[GEFORDERT]: Zitiere bitte die folgenden Daten Zeile für Zeile ohne jede Änderung.

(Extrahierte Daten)
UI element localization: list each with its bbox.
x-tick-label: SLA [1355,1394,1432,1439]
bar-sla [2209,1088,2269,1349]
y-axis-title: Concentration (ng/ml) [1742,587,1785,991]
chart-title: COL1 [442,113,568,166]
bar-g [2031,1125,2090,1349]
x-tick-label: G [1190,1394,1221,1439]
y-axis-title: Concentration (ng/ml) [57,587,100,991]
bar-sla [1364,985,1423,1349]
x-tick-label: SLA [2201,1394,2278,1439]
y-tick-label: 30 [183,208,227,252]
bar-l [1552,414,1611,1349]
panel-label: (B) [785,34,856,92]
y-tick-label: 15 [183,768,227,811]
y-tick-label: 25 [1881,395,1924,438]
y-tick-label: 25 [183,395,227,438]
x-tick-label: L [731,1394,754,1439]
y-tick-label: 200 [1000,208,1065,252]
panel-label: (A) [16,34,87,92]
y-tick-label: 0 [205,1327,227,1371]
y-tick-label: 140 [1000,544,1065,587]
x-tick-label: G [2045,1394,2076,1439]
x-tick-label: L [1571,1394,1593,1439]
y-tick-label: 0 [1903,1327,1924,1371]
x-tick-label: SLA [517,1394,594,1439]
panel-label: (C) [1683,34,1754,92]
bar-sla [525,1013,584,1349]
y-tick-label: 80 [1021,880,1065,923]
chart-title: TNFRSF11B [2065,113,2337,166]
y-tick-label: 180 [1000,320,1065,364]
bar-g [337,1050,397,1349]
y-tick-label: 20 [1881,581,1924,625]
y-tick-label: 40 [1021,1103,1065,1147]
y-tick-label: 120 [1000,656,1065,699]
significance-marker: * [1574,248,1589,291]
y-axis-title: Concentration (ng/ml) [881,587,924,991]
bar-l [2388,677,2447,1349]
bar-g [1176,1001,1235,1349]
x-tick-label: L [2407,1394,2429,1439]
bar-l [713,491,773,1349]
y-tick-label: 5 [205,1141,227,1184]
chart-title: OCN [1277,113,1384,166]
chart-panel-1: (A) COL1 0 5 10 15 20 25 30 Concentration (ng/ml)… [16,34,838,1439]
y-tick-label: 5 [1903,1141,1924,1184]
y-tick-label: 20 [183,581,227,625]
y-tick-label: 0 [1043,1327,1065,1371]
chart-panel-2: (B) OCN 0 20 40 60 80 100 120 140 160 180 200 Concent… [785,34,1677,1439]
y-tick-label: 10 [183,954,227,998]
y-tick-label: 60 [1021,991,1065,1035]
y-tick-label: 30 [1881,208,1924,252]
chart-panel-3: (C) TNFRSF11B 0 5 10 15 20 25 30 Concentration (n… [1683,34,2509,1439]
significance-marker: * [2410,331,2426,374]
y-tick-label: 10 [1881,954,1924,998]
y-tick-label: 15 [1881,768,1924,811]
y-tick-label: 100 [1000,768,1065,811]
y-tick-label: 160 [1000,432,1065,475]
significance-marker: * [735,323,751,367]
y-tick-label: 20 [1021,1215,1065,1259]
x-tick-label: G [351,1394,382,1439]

[RICHTIGE ANTWORT]:
UI element localization: list each with its bbox.
x-tick-label: SLA [1355,1394,1432,1439]
bar-sla [2209,1088,2269,1349]
y-axis-title: Concentration (ng/ml) [1742,587,1785,991]
chart-title: COL1 [442,113,568,166]
bar-g [2031,1125,2090,1349]
x-tick-label: G [1190,1394,1221,1439]
y-axis-title: Concentration (ng/ml) [57,587,100,991]
bar-sla [1364,985,1423,1349]
x-tick-label: SLA [2201,1394,2278,1439]
y-tick-label: 30 [183,208,227,252]
bar-l [1552,414,1611,1349]
panel-label: (B) [785,34,856,92]
y-tick-label: 15 [183,768,227,811]
y-tick-label: 25 [1881,395,1924,438]
y-tick-label: 25 [183,395,227,438]
x-tick-label: L [731,1394,754,1439]
y-tick-label: 200 [1000,208,1065,252]
panel-label: (A) [16,34,87,92]
y-tick-label: 0 [205,1327,227,1371]
y-tick-label: 140 [1000,544,1065,587]
x-tick-label: G [2045,1394,2076,1439]
x-tick-label: L [1571,1394,1593,1439]
y-tick-label: 0 [1903,1327,1924,1371]
x-tick-label: SLA [517,1394,594,1439]
panel-label: (C) [1683,34,1754,92]
bar-sla [525,1013,584,1349]
y-tick-label: 80 [1021,880,1065,923]
chart-title: TNFRSF11B [2065,113,2337,166]
y-tick-label: 180 [1000,320,1065,364]
bar-g [337,1050,397,1349]
y-tick-label: 20 [1881,581,1924,625]
y-tick-label: 40 [1021,1103,1065,1147]
y-tick-label: 120 [1000,656,1065,699]
significance-marker: * [1574,248,1589,291]
y-axis-title: Concentration (ng/ml) [881,587,924,991]
bar-l [2388,677,2447,1349]
bar-g [1176,1001,1235,1349]
x-tick-label: L [2407,1394,2429,1439]
bar-l [713,491,773,1349]
y-tick-label: 5 [205,1141,227,1184]
chart-title: OCN [1277,113,1384,166]
chart-panel-1: (A) COL1 0 5 10 15 20 25 30 Concentration (ng/ml)… [16,34,838,1439]
y-tick-label: 5 [1903,1141,1924,1184]
y-tick-label: 20 [183,581,227,625]
y-tick-label: 0 [1043,1327,1065,1371]
chart-panel-2: (B) OCN 0 20 40 60 80 100 120 140 160 180 200 Concent… [785,34,1677,1439]
y-tick-label: 10 [183,954,227,998]
y-tick-label: 60 [1021,991,1065,1035]
y-tick-label: 30 [1881,208,1924,252]
chart-panel-3: (C) TNFRSF11B 0 5 10 15 20 25 30 Concentration (n… [1683,34,2509,1439]
significance-marker: * [2410,331,2426,374]
y-tick-label: 10 [1881,954,1924,998]
y-tick-label: 15 [1881,768,1924,811]
y-tick-label: 100 [1000,768,1065,811]
y-tick-label: 160 [1000,432,1065,475]
significance-marker: * [735,323,751,367]
y-tick-label: 20 [1021,1215,1065,1259]
x-tick-label: G [351,1394,382,1439]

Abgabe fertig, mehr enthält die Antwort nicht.